• **TASK BRIEF**: Read the listing and extract each line that includes the word "RING".
━━━━━ DATASET CONTENT ━━━━━
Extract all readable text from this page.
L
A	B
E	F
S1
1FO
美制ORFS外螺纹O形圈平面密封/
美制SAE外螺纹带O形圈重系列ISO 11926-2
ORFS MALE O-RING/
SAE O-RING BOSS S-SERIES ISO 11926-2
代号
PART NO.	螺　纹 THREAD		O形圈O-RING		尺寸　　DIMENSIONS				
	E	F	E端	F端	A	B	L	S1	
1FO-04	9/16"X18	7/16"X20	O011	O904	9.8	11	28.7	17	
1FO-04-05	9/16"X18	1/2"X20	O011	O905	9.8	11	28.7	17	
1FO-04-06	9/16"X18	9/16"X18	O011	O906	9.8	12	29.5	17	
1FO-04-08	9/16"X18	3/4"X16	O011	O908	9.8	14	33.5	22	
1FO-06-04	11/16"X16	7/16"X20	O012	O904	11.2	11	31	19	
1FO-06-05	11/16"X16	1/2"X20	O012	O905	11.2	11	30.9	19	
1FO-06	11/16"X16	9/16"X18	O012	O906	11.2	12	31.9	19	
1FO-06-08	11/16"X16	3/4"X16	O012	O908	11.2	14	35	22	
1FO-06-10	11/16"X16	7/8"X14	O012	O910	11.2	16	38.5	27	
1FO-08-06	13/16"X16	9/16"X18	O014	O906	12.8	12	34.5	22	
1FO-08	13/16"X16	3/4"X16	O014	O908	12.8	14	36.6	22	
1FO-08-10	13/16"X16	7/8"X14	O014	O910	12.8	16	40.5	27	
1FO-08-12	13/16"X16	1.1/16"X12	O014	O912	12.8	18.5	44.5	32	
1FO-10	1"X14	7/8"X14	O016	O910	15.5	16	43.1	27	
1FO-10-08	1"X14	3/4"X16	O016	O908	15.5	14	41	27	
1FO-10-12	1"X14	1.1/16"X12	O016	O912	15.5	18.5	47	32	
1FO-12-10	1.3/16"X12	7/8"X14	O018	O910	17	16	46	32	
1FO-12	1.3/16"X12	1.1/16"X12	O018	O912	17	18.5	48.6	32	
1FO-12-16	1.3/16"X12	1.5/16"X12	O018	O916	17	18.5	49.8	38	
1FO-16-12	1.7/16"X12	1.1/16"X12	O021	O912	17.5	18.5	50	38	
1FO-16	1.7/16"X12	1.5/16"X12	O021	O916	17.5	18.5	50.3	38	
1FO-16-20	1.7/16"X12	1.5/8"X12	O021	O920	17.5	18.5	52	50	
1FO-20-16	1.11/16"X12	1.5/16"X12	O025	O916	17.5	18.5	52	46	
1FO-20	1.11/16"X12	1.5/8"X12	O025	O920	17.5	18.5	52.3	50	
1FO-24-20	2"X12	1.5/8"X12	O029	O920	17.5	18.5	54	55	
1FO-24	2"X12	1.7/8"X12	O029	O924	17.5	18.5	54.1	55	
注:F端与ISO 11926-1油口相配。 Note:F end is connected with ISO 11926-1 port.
━━━━━
• **THE COMPLETED TASK**:
ORFS MALE O-RING/
SAE O-RING BOSS S-SERIES ISO 11926-2
PART NO.	螺　纹 THREAD		O形圈O-RING		尺寸　　DIMENSIONS				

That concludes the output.